Challenge: Would you transcribe the listing that follows, character for character, and omit its images?

Given records:
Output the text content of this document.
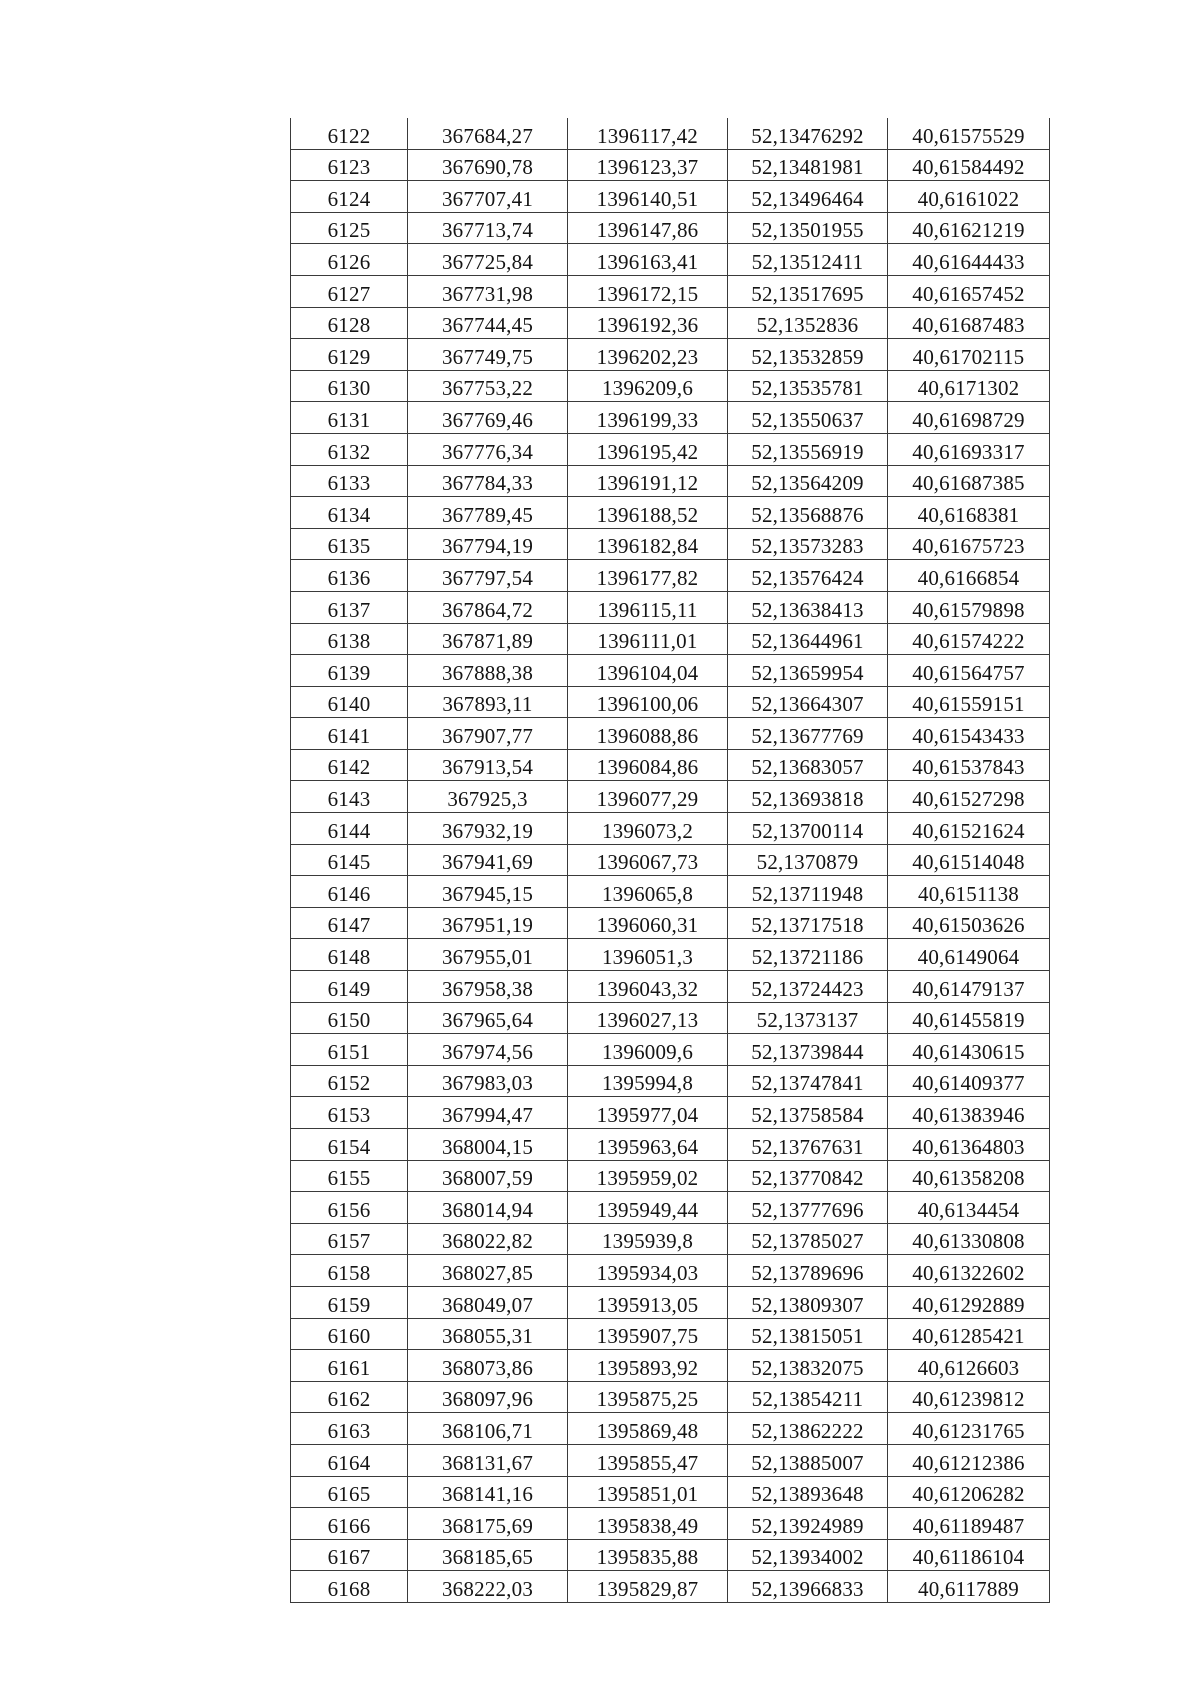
6122	367684,27	1396117,42	52,13476292	40,61575529
6123	367690,78	1396123,37	52,13481981	40,61584492
6124	367707,41	1396140,51	52,13496464	40,6161022
6125	367713,74	1396147,86	52,13501955	40,61621219
6126	367725,84	1396163,41	52,13512411	40,61644433
6127	367731,98	1396172,15	52,13517695	40,61657452
6128	367744,45	1396192,36	52,1352836	40,61687483
6129	367749,75	1396202,23	52,13532859	40,61702115
6130	367753,22	1396209,6	52,13535781	40,6171302
6131	367769,46	1396199,33	52,13550637	40,61698729
6132	367776,34	1396195,42	52,13556919	40,61693317
6133	367784,33	1396191,12	52,13564209	40,61687385
6134	367789,45	1396188,52	52,13568876	40,6168381
6135	367794,19	1396182,84	52,13573283	40,61675723
6136	367797,54	1396177,82	52,13576424	40,6166854
6137	367864,72	1396115,11	52,13638413	40,61579898
6138	367871,89	1396111,01	52,13644961	40,61574222
6139	367888,38	1396104,04	52,13659954	40,61564757
6140	367893,11	1396100,06	52,13664307	40,61559151
6141	367907,77	1396088,86	52,13677769	40,61543433
6142	367913,54	1396084,86	52,13683057	40,61537843
6143	367925,3	1396077,29	52,13693818	40,61527298
6144	367932,19	1396073,2	52,13700114	40,61521624
6145	367941,69	1396067,73	52,1370879	40,61514048
6146	367945,15	1396065,8	52,13711948	40,6151138
6147	367951,19	1396060,31	52,13717518	40,61503626
6148	367955,01	1396051,3	52,13721186	40,6149064
6149	367958,38	1396043,32	52,13724423	40,61479137
6150	367965,64	1396027,13	52,1373137	40,61455819
6151	367974,56	1396009,6	52,13739844	40,61430615
6152	367983,03	1395994,8	52,13747841	40,61409377
6153	367994,47	1395977,04	52,13758584	40,61383946
6154	368004,15	1395963,64	52,13767631	40,61364803
6155	368007,59	1395959,02	52,13770842	40,61358208
6156	368014,94	1395949,44	52,13777696	40,6134454
6157	368022,82	1395939,8	52,13785027	40,61330808
6158	368027,85	1395934,03	52,13789696	40,61322602
6159	368049,07	1395913,05	52,13809307	40,61292889
6160	368055,31	1395907,75	52,13815051	40,61285421
6161	368073,86	1395893,92	52,13832075	40,6126603
6162	368097,96	1395875,25	52,13854211	40,61239812
6163	368106,71	1395869,48	52,13862222	40,61231765
6164	368131,67	1395855,47	52,13885007	40,61212386
6165	368141,16	1395851,01	52,13893648	40,61206282
6166	368175,69	1395838,49	52,13924989	40,61189487
6167	368185,65	1395835,88	52,13934002	40,61186104
6168	368222,03	1395829,87	52,13966833	40,6117889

Final answer:
Output the text content of this document.
6122	367684,27	1396117,42	52,13476292	40,61575529
6123	367690,78	1396123,37	52,13481981	40,61584492
6124	367707,41	1396140,51	52,13496464	40,6161022
6125	367713,74	1396147,86	52,13501955	40,61621219
6126	367725,84	1396163,41	52,13512411	40,61644433
6127	367731,98	1396172,15	52,13517695	40,61657452
6128	367744,45	1396192,36	52,1352836	40,61687483
6129	367749,75	1396202,23	52,13532859	40,61702115
6130	367753,22	1396209,6	52,13535781	40,6171302
6131	367769,46	1396199,33	52,13550637	40,61698729
6132	367776,34	1396195,42	52,13556919	40,61693317
6133	367784,33	1396191,12	52,13564209	40,61687385
6134	367789,45	1396188,52	52,13568876	40,6168381
6135	367794,19	1396182,84	52,13573283	40,61675723
6136	367797,54	1396177,82	52,13576424	40,6166854
6137	367864,72	1396115,11	52,13638413	40,61579898
6138	367871,89	1396111,01	52,13644961	40,61574222
6139	367888,38	1396104,04	52,13659954	40,61564757
6140	367893,11	1396100,06	52,13664307	40,61559151
6141	367907,77	1396088,86	52,13677769	40,61543433
6142	367913,54	1396084,86	52,13683057	40,61537843
6143	367925,3	1396077,29	52,13693818	40,61527298
6144	367932,19	1396073,2	52,13700114	40,61521624
6145	367941,69	1396067,73	52,1370879	40,61514048
6146	367945,15	1396065,8	52,13711948	40,6151138
6147	367951,19	1396060,31	52,13717518	40,61503626
6148	367955,01	1396051,3	52,13721186	40,6149064
6149	367958,38	1396043,32	52,13724423	40,61479137
6150	367965,64	1396027,13	52,1373137	40,61455819
6151	367974,56	1396009,6	52,13739844	40,61430615
6152	367983,03	1395994,8	52,13747841	40,61409377
6153	367994,47	1395977,04	52,13758584	40,61383946
6154	368004,15	1395963,64	52,13767631	40,61364803
6155	368007,59	1395959,02	52,13770842	40,61358208
6156	368014,94	1395949,44	52,13777696	40,6134454
6157	368022,82	1395939,8	52,13785027	40,61330808
6158	368027,85	1395934,03	52,13789696	40,61322602
6159	368049,07	1395913,05	52,13809307	40,61292889
6160	368055,31	1395907,75	52,13815051	40,61285421
6161	368073,86	1395893,92	52,13832075	40,6126603
6162	368097,96	1395875,25	52,13854211	40,61239812
6163	368106,71	1395869,48	52,13862222	40,61231765
6164	368131,67	1395855,47	52,13885007	40,61212386
6165	368141,16	1395851,01	52,13893648	40,61206282
6166	368175,69	1395838,49	52,13924989	40,61189487
6167	368185,65	1395835,88	52,13934002	40,61186104
6168	368222,03	1395829,87	52,13966833	40,6117889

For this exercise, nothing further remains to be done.